• **Data for this exercise**:
□ □ □ □

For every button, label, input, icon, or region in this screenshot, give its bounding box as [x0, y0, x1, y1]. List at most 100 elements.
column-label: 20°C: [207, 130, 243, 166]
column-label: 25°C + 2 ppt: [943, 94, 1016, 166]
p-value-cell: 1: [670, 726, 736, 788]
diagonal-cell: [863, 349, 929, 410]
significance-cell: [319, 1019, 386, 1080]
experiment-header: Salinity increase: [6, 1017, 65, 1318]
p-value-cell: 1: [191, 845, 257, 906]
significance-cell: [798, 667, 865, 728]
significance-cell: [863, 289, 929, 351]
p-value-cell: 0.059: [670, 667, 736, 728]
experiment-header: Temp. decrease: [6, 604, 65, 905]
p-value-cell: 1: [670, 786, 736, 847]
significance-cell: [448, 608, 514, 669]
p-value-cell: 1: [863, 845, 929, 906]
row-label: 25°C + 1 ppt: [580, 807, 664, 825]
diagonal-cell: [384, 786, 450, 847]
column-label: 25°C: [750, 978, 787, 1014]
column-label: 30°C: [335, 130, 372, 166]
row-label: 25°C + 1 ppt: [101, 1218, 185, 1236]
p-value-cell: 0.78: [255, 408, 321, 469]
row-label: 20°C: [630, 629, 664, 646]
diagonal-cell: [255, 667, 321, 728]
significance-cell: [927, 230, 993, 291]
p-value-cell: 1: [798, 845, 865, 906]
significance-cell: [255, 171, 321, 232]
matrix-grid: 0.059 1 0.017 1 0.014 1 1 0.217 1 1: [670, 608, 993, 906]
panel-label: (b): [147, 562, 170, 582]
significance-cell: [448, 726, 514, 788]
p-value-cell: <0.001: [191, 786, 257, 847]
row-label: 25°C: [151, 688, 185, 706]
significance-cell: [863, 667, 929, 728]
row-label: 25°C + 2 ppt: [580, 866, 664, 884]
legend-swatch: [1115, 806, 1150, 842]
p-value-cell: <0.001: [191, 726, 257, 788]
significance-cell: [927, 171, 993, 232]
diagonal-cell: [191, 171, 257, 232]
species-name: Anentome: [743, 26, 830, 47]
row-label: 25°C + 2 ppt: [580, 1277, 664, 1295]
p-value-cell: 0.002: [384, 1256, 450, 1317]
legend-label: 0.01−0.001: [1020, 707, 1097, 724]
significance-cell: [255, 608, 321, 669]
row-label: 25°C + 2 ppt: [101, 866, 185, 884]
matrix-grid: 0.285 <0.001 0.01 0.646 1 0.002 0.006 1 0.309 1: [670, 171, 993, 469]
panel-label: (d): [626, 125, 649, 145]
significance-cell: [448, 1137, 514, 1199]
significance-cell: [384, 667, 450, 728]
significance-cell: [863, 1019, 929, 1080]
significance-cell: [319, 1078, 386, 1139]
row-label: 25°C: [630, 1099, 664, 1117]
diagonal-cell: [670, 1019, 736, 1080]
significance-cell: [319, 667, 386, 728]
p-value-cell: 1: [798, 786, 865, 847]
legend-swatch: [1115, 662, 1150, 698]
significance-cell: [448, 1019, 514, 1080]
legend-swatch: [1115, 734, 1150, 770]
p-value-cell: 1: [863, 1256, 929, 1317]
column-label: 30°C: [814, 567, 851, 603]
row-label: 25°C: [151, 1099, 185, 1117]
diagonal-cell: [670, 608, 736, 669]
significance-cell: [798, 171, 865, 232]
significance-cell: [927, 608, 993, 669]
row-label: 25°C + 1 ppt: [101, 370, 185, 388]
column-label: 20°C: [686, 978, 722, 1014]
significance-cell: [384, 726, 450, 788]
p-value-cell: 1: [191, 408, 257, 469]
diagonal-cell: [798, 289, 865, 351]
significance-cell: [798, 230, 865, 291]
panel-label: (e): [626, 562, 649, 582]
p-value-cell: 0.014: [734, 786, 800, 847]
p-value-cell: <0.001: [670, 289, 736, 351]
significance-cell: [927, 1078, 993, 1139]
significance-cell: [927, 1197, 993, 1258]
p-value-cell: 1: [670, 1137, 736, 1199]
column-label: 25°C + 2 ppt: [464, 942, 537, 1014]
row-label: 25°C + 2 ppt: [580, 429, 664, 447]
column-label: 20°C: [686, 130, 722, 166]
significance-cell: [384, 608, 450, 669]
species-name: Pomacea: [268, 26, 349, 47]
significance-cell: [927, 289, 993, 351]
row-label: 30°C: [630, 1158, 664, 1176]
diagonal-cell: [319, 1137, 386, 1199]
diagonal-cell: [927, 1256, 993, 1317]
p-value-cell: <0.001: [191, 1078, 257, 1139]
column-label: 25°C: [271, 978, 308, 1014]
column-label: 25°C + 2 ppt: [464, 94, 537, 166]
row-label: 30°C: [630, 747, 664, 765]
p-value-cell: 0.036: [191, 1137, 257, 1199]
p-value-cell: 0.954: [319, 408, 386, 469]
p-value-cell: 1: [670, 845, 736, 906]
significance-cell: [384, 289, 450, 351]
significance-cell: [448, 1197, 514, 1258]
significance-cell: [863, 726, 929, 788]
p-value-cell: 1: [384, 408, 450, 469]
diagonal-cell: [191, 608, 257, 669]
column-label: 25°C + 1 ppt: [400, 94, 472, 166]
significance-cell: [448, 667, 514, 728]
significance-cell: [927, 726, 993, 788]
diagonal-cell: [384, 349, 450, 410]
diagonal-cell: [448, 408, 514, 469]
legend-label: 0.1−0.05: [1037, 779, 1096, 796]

□ □ □ □

Reproduce every line above word for word, with nothing added or left out.

• **Solution to this problem**:
For every button, label, input, icon, or region in this screenshot, give its bounding box as [x0, y0, x1, y1]. List at most 100 elements.
column-label: 20°C: [207, 130, 243, 166]
column-label: 25°C + 2 ppt: [943, 94, 1016, 166]
p-value-cell: 1: [670, 726, 736, 788]
diagonal-cell: [863, 349, 929, 410]
significance-cell: [319, 1019, 386, 1080]
experiment-header: Salinity increase: [6, 1017, 65, 1318]
p-value-cell: 1: [191, 845, 257, 906]
significance-cell: [798, 667, 865, 728]
significance-cell: [863, 289, 929, 351]
p-value-cell: 0.059: [670, 667, 736, 728]
experiment-header: Temp. decrease: [6, 604, 65, 905]
p-value-cell: 1: [670, 786, 736, 847]
significance-cell: [448, 608, 514, 669]
p-value-cell: 1: [863, 845, 929, 906]
row-label: 25°C + 1 ppt: [580, 807, 664, 825]
diagonal-cell: [384, 786, 450, 847]
column-label: 25°C: [750, 978, 787, 1014]
column-label: 30°C: [335, 130, 372, 166]
row-label: 25°C + 1 ppt: [101, 1218, 185, 1236]
p-value-cell: 0.78: [255, 408, 321, 469]
row-label: 20°C: [630, 629, 664, 646]
diagonal-cell: [255, 667, 321, 728]
significance-cell: [927, 230, 993, 291]
p-value-cell: 1: [798, 845, 865, 906]
significance-cell: [255, 171, 321, 232]
matrix-grid: 0.059 1 0.017 1 0.014 1 1 0.217 1 1: [670, 608, 993, 906]
panel-label: (b): [147, 562, 170, 582]
significance-cell: [448, 726, 514, 788]
p-value-cell: <0.001: [191, 786, 257, 847]
row-label: 25°C: [151, 688, 185, 706]
significance-cell: [863, 667, 929, 728]
row-label: 25°C + 2 ppt: [580, 866, 664, 884]
legend-swatch: [1115, 806, 1150, 842]
p-value-cell: <0.001: [191, 726, 257, 788]
significance-cell: [927, 171, 993, 232]
diagonal-cell: [191, 171, 257, 232]
species-name: Anentome: [743, 26, 830, 47]
row-label: 25°C + 2 ppt: [580, 1277, 664, 1295]
p-value-cell: 0.002: [384, 1256, 450, 1317]
legend-label: 0.01−0.001: [1020, 707, 1097, 724]
significance-cell: [255, 608, 321, 669]
row-label: 25°C + 2 ppt: [101, 866, 185, 884]
matrix-grid: 0.285 <0.001 0.01 0.646 1 0.002 0.006 1 0.309 1: [670, 171, 993, 469]
panel-label: (d): [626, 125, 649, 145]
significance-cell: [448, 1137, 514, 1199]
significance-cell: [384, 667, 450, 728]
significance-cell: [863, 1019, 929, 1080]
significance-cell: [319, 1078, 386, 1139]
row-label: 25°C: [630, 1099, 664, 1117]
diagonal-cell: [670, 1019, 736, 1080]
significance-cell: [319, 667, 386, 728]
p-value-cell: 1: [798, 786, 865, 847]
legend-swatch: [1115, 662, 1150, 698]
significance-cell: [448, 1019, 514, 1080]
legend-swatch: [1115, 734, 1150, 770]
p-value-cell: 1: [863, 1256, 929, 1317]
column-label: 30°C: [814, 567, 851, 603]
row-label: 25°C: [151, 1099, 185, 1117]
diagonal-cell: [670, 608, 736, 669]
significance-cell: [798, 171, 865, 232]
significance-cell: [927, 608, 993, 669]
row-label: 25°C + 1 ppt: [101, 370, 185, 388]
column-label: 20°C: [686, 978, 722, 1014]
significance-cell: [384, 726, 450, 788]
p-value-cell: 1: [191, 408, 257, 469]
diagonal-cell: [798, 289, 865, 351]
significance-cell: [798, 230, 865, 291]
panel-label: (e): [626, 562, 649, 582]
p-value-cell: 0.014: [734, 786, 800, 847]
p-value-cell: <0.001: [670, 289, 736, 351]
significance-cell: [927, 1078, 993, 1139]
significance-cell: [927, 1197, 993, 1258]
p-value-cell: 1: [670, 1137, 736, 1199]
column-label: 25°C + 2 ppt: [464, 942, 537, 1014]
row-label: 25°C + 2 ppt: [580, 429, 664, 447]
column-label: 20°C: [686, 130, 722, 166]
significance-cell: [384, 608, 450, 669]
species-name: Pomacea: [268, 26, 349, 47]
significance-cell: [927, 289, 993, 351]
row-label: 30°C: [630, 1158, 664, 1176]
diagonal-cell: [319, 1137, 386, 1199]
diagonal-cell: [927, 1256, 993, 1317]
p-value-cell: <0.001: [191, 1078, 257, 1139]
column-label: 25°C: [271, 978, 308, 1014]
column-label: 25°C + 2 ppt: [464, 94, 537, 166]
row-label: 30°C: [630, 747, 664, 765]
p-value-cell: 0.036: [191, 1137, 257, 1199]
p-value-cell: 0.954: [319, 408, 386, 469]
p-value-cell: 1: [670, 845, 736, 906]
significance-cell: [384, 289, 450, 351]
significance-cell: [448, 1197, 514, 1258]
significance-cell: [863, 726, 929, 788]
p-value-cell: 1: [384, 408, 450, 469]
diagonal-cell: [191, 608, 257, 669]
column-label: 25°C + 1 ppt: [400, 94, 472, 166]
significance-cell: [448, 667, 514, 728]
significance-cell: [927, 726, 993, 788]
diagonal-cell: [384, 349, 450, 410]
diagonal-cell: [448, 408, 514, 469]
legend-label: 0.1−0.05: [1037, 779, 1096, 796]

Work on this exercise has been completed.